→ **To do**:
Below are records to transcribe exactly, without their pictures.

→ **Input rows**:
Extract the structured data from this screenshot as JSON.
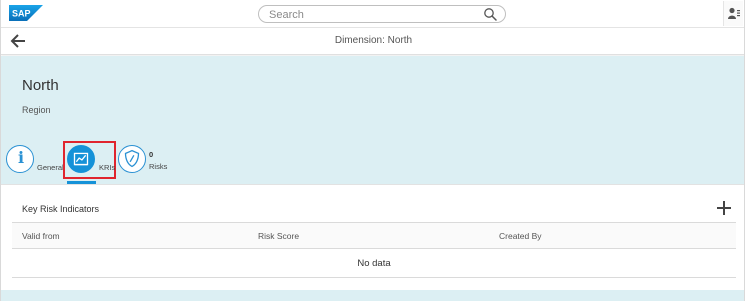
{
  "shell": {
    "logo_text": "SAP",
    "search_placeholder": "Search"
  },
  "subheader": {
    "title": "Dimension: North"
  },
  "object_header": {
    "title": "North",
    "subtitle": "Region"
  },
  "tabs": [
    {
      "label": "General",
      "icon": "info-icon"
    },
    {
      "label": "KRIs",
      "icon": "kri-chart-icon",
      "selected": true
    },
    {
      "label": "Risks",
      "icon": "risk-shield-icon",
      "count": "0"
    }
  ],
  "kri_section": {
    "title": "Key Risk Indicators",
    "columns": [
      "Valid from",
      "Risk Score",
      "Created By"
    ],
    "empty_text": "No data"
  },
  "colors": {
    "accent": "#1592d8",
    "header_bg": "#dceff3",
    "highlight": "#e0252e"
  }
}
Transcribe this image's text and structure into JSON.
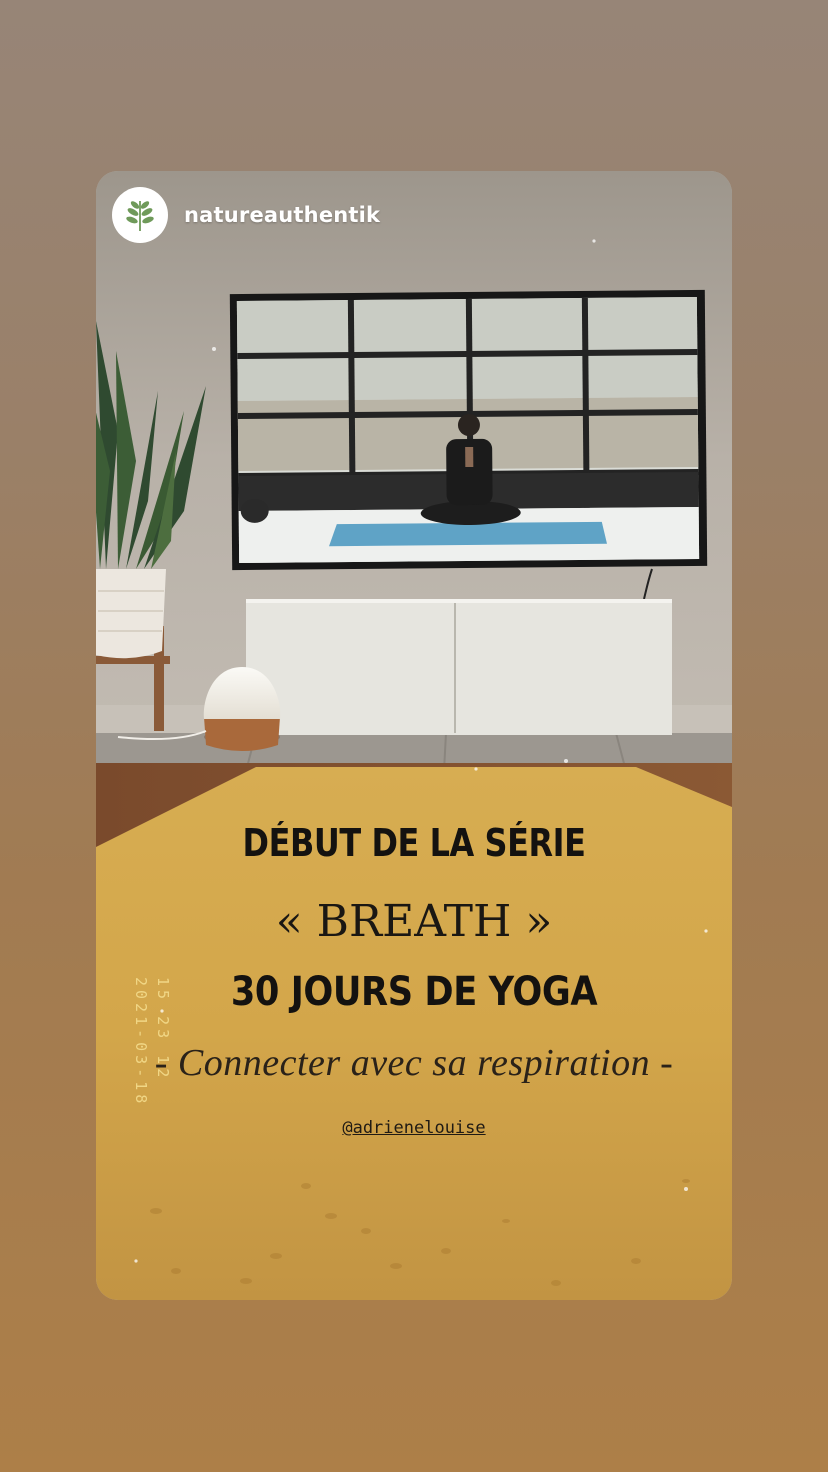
{
  "story": {
    "username": "natureauthentik",
    "avatar_icon": "leaf-branch-icon",
    "headline_1": "DÉBUT DE LA SÉRIE",
    "headline_2": "« BREATH »",
    "headline_3": "30 JOURS DE YOGA",
    "headline_4": "- Connecter avec sa respiration -",
    "mention": "@adrienelouise",
    "stamp_time": "15 23 12",
    "stamp_date": "2021-03-18"
  },
  "colors": {
    "page_background_top": "#978577",
    "page_background_bottom": "#ad7f48",
    "mat": "#d6ab4f",
    "wall": "#b7b0a7",
    "avatar_leaf": "#6f9a5a",
    "stamp": "#f4dc8c"
  }
}
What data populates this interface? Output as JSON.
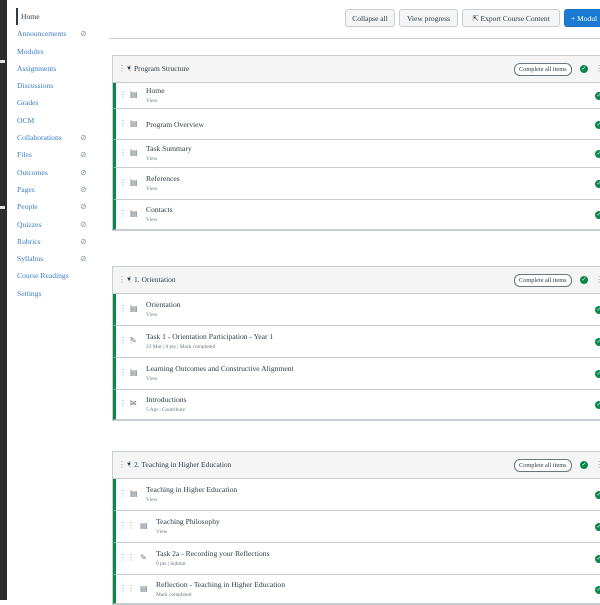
{
  "course_nav": [
    {
      "label": "Home",
      "eye": false,
      "active": true
    },
    {
      "label": "Announcements",
      "eye": true
    },
    {
      "label": "Modules",
      "eye": false
    },
    {
      "label": "Assignments",
      "eye": false
    },
    {
      "label": "Discussions",
      "eye": false
    },
    {
      "label": "Grades",
      "eye": false
    },
    {
      "label": "OCM",
      "eye": false
    },
    {
      "label": "Collaborations",
      "eye": true
    },
    {
      "label": "Files",
      "eye": true
    },
    {
      "label": "Outcomes",
      "eye": true
    },
    {
      "label": "Pages",
      "eye": true
    },
    {
      "label": "People",
      "eye": true
    },
    {
      "label": "Quizzes",
      "eye": true
    },
    {
      "label": "Rubrics",
      "eye": true
    },
    {
      "label": "Syllabus",
      "eye": true
    },
    {
      "label": "Course Readings",
      "eye": false
    },
    {
      "label": "Settings",
      "eye": false
    }
  ],
  "toolbar": {
    "collapse_all": "Collapse all",
    "view_progress": "View progress",
    "export": "Export Course Content",
    "add_module": "Modul"
  },
  "icons": {
    "drag": "drag-handle-icon",
    "eye": "eye-icon",
    "check": "complete-check-icon",
    "page": "page-icon",
    "assignment": "assignment-icon",
    "discussion": "discussion-icon"
  },
  "colors": {
    "accent": "#0b874b",
    "link": "#3b7bc0",
    "primary": "#1b7bd2"
  },
  "complete_all_label": "Complete all items",
  "modules": [
    {
      "title": "Program Structure",
      "items": [
        {
          "name": "Home",
          "meta": "View",
          "type": "page"
        },
        {
          "name": "Program Overview",
          "meta": "",
          "type": "page"
        },
        {
          "name": "Task Summary",
          "meta": "View",
          "type": "page"
        },
        {
          "name": "References",
          "meta": "View",
          "type": "page"
        },
        {
          "name": "Contacts",
          "meta": "View",
          "type": "page"
        }
      ]
    },
    {
      "title": "1. Orientation",
      "items": [
        {
          "name": "Orientation",
          "meta": "View",
          "type": "page"
        },
        {
          "name": "Task 1 - Orientation Participation - Year 1",
          "meta": "23 Mar  |  0 pts  |  Mark completed",
          "type": "assignment"
        },
        {
          "name": "Learning Outcomes and Constructive Alignment",
          "meta": "View",
          "type": "page"
        },
        {
          "name": "Introductions",
          "meta": "5 Apr  |  Contribute",
          "type": "discussion"
        }
      ]
    },
    {
      "title": "2. Teaching in Higher Education",
      "items": [
        {
          "name": "Teaching in Higher Education",
          "meta": "View",
          "type": "page"
        },
        {
          "name": "Teaching Philosophy",
          "meta": "View",
          "type": "page"
        },
        {
          "name": "Task 2a - Recording your Reflections",
          "meta": "0 pts  |  Submit",
          "type": "assignment"
        },
        {
          "name": "Reflection - Teaching in Higher Education",
          "meta": "Mark completed",
          "type": "page"
        }
      ]
    }
  ]
}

→ **Exercise answer**:
Extract the structured data from this screenshot as JSON.
{
  "shell": {
    "logo_text": "SAP",
    "search_placeholder": "Search"
  },
  "subheader": {
    "title": "Dimension: North"
  },
  "object_header": {
    "title": "North",
    "subtitle": "Region"
  },
  "tabs": [
    {
      "label": "General",
      "icon": "info-icon"
    },
    {
      "label": "KRIs",
      "icon": "kri-chart-icon",
      "selected": true
    },
    {
      "label": "Risks",
      "icon": "risk-shield-icon",
      "count": "0"
    }
  ],
  "kri_section": {
    "title": "Key Risk Indicators",
    "columns": [
      "Valid from",
      "Risk Score",
      "Created By"
    ],
    "empty_text": "No data"
  },
  "colors": {
    "accent": "#1592d8",
    "header_bg": "#dceff3",
    "highlight": "#e0252e"
  }
}
Transcribe this image's text and structure into JSON.
{
  "story": {
    "username": "natureauthentik",
    "avatar_icon": "leaf-branch-icon",
    "headline_1": "DÉBUT DE LA SÉRIE",
    "headline_2": "« BREATH »",
    "headline_3": "30 JOURS DE YOGA",
    "headline_4": "- Connecter avec sa respiration -",
    "mention": "@adrienelouise",
    "stamp_time": "15 23 12",
    "stamp_date": "2021-03-18"
  },
  "colors": {
    "page_background_top": "#978577",
    "page_background_bottom": "#ad7f48",
    "mat": "#d6ab4f",
    "wall": "#b7b0a7",
    "avatar_leaf": "#6f9a5a",
    "stamp": "#f4dc8c"
  }
}
What data populates this interface? Output as JSON.
{
  "course_nav": [
    {
      "label": "Home",
      "eye": false,
      "active": true
    },
    {
      "label": "Announcements",
      "eye": true
    },
    {
      "label": "Modules",
      "eye": false
    },
    {
      "label": "Assignments",
      "eye": false
    },
    {
      "label": "Discussions",
      "eye": false
    },
    {
      "label": "Grades",
      "eye": false
    },
    {
      "label": "OCM",
      "eye": false
    },
    {
      "label": "Collaborations",
      "eye": true
    },
    {
      "label": "Files",
      "eye": true
    },
    {
      "label": "Outcomes",
      "eye": true
    },
    {
      "label": "Pages",
      "eye": true
    },
    {
      "label": "People",
      "eye": true
    },
    {
      "label": "Quizzes",
      "eye": true
    },
    {
      "label": "Rubrics",
      "eye": true
    },
    {
      "label": "Syllabus",
      "eye": true
    },
    {
      "label": "Course Readings",
      "eye": false
    },
    {
      "label": "Settings",
      "eye": false
    }
  ],
  "toolbar": {
    "collapse_all": "Collapse all",
    "view_progress": "View progress",
    "export": "Export Course Content",
    "add_module": "Modul"
  },
  "icons": {
    "drag": "drag-handle-icon",
    "eye": "eye-icon",
    "check": "complete-check-icon",
    "page": "page-icon",
    "assignment": "assignment-icon",
    "discussion": "discussion-icon"
  },
  "colors": {
    "accent": "#0b874b",
    "link": "#3b7bc0",
    "primary": "#1b7bd2"
  },
  "complete_all_label": "Complete all items",
  "modules": [
    {
      "title": "Program Structure",
      "items": [
        {
          "name": "Home",
          "meta": "View",
          "type": "page"
        },
        {
          "name": "Program Overview",
          "meta": "",
          "type": "page"
        },
        {
          "name": "Task Summary",
          "meta": "View",
          "type": "page"
        },
        {
          "name": "References",
          "meta": "View",
          "type": "page"
        },
        {
          "name": "Contacts",
          "meta": "View",
          "type": "page"
        }
      ]
    },
    {
      "title": "1. Orientation",
      "items": [
        {
          "name": "Orientation",
          "meta": "View",
          "type": "page"
        },
        {
          "name": "Task 1 - Orientation Participation - Year 1",
          "meta": "23 Mar  |  0 pts  |  Mark completed",
          "type": "assignment"
        },
        {
          "name": "Learning Outcomes and Constructive Alignment",
          "meta": "View",
          "type": "page"
        },
        {
          "name": "Introductions",
          "meta": "5 Apr  |  Contribute",
          "type": "discussion"
        }
      ]
    },
    {
      "title": "2. Teaching in Higher Education",
      "items": [
        {
          "name": "Teaching in Higher Education",
          "meta": "View",
          "type": "page"
        },
        {
          "name": "Teaching Philosophy",
          "meta": "View",
          "type": "page"
        },
        {
          "name": "Task 2a - Recording your Reflections",
          "meta": "0 pts  |  Submit",
          "type": "assignment"
        },
        {
          "name": "Reflection - Teaching in Higher Education",
          "meta": "Mark completed",
          "type": "page"
        }
      ]
    }
  ]
}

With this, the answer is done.